** Start **
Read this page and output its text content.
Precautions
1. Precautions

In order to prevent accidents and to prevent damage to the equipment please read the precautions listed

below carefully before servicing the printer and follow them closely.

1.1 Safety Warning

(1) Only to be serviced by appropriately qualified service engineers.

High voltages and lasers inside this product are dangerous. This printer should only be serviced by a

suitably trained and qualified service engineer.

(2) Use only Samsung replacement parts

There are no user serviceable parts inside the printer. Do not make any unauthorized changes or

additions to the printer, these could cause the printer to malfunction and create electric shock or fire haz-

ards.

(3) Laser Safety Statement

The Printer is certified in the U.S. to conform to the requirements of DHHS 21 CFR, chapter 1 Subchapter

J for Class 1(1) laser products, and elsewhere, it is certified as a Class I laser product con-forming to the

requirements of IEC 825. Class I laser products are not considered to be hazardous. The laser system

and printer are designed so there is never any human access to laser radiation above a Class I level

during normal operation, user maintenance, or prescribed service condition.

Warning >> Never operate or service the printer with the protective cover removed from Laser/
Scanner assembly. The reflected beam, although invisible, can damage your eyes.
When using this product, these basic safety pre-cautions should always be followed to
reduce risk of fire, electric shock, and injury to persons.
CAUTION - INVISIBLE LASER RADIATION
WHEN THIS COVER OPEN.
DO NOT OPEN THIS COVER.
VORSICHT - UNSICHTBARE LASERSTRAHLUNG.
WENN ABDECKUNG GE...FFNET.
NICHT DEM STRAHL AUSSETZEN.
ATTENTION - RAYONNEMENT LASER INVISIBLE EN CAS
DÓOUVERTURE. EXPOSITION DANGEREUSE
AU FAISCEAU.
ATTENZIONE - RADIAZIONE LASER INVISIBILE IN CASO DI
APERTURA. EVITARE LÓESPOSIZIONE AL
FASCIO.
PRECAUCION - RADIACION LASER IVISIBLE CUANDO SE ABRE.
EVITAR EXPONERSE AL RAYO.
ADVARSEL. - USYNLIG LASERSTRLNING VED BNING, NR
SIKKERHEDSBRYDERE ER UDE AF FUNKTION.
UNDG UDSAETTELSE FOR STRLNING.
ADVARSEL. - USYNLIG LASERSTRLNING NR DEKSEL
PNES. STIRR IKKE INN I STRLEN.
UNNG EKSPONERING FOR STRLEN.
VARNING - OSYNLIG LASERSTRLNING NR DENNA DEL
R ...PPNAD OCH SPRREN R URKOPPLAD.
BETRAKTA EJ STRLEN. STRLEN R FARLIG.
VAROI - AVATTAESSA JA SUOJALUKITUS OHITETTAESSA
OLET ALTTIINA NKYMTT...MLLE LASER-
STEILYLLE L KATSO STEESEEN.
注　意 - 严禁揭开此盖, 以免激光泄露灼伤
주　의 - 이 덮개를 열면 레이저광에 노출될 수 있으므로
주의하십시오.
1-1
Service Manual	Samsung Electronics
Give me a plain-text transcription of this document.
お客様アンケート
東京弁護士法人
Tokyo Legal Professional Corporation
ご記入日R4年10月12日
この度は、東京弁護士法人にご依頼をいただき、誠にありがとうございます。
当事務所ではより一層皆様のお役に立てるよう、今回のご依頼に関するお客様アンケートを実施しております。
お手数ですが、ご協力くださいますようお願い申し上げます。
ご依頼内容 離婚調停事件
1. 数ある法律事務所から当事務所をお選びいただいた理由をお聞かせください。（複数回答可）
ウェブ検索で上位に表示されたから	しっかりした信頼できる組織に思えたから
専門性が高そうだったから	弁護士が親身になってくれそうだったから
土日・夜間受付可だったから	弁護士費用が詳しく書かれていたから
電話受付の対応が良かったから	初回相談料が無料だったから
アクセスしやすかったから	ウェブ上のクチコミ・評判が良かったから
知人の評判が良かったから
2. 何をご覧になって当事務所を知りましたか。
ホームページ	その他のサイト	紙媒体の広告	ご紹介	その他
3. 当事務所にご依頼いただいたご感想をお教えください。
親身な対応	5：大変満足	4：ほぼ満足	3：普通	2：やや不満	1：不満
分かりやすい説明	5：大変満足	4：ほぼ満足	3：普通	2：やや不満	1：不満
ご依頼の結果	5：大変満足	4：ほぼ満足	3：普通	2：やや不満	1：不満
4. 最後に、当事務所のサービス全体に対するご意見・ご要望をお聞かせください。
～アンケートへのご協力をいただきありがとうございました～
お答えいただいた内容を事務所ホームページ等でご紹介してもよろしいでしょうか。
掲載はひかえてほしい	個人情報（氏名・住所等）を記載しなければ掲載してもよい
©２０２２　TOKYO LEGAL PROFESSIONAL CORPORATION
** End **
Task to carry out:
Print exactly the lines above, starting at the line that contains "Give me a plain-text" and ending with the last line of the records, both included.

Result for this exercise:
Give me a plain-text transcription of this document.
お客様アンケート
東京弁護士法人
Tokyo Legal Professional Corporation
ご記入日R4年10月12日
この度は、東京弁護士法人にご依頼をいただき、誠にありがとうございます。
当事務所ではより一層皆様のお役に立てるよう、今回のご依頼に関するお客様アンケートを実施しております。
お手数ですが、ご協力くださいますようお願い申し上げます。
ご依頼内容 離婚調停事件
1. 数ある法律事務所から当事務所をお選びいただいた理由をお聞かせください。（複数回答可）
ウェブ検索で上位に表示されたから	しっかりした信頼できる組織に思えたから
専門性が高そうだったから	弁護士が親身になってくれそうだったから
土日・夜間受付可だったから	弁護士費用が詳しく書かれていたから
電話受付の対応が良かったから	初回相談料が無料だったから
アクセスしやすかったから	ウェブ上のクチコミ・評判が良かったから
知人の評判が良かったから
2. 何をご覧になって当事務所を知りましたか。
ホームページ	その他のサイト	紙媒体の広告	ご紹介	その他
3. 当事務所にご依頼いただいたご感想をお教えください。
親身な対応	5：大変満足	4：ほぼ満足	3：普通	2：やや不満	1：不満
分かりやすい説明	5：大変満足	4：ほぼ満足	3：普通	2：やや不満	1：不満
ご依頼の結果	5：大変満足	4：ほぼ満足	3：普通	2：やや不満	1：不満
4. 最後に、当事務所のサービス全体に対するご意見・ご要望をお聞かせください。
～アンケートへのご協力をいただきありがとうございました～
お答えいただいた内容を事務所ホームページ等でご紹介してもよろしいでしょうか。
掲載はひかえてほしい	個人情報（氏名・住所等）を記載しなければ掲載してもよい
©２０２２　TOKYO LEGAL PROFESSIONAL CORPORATION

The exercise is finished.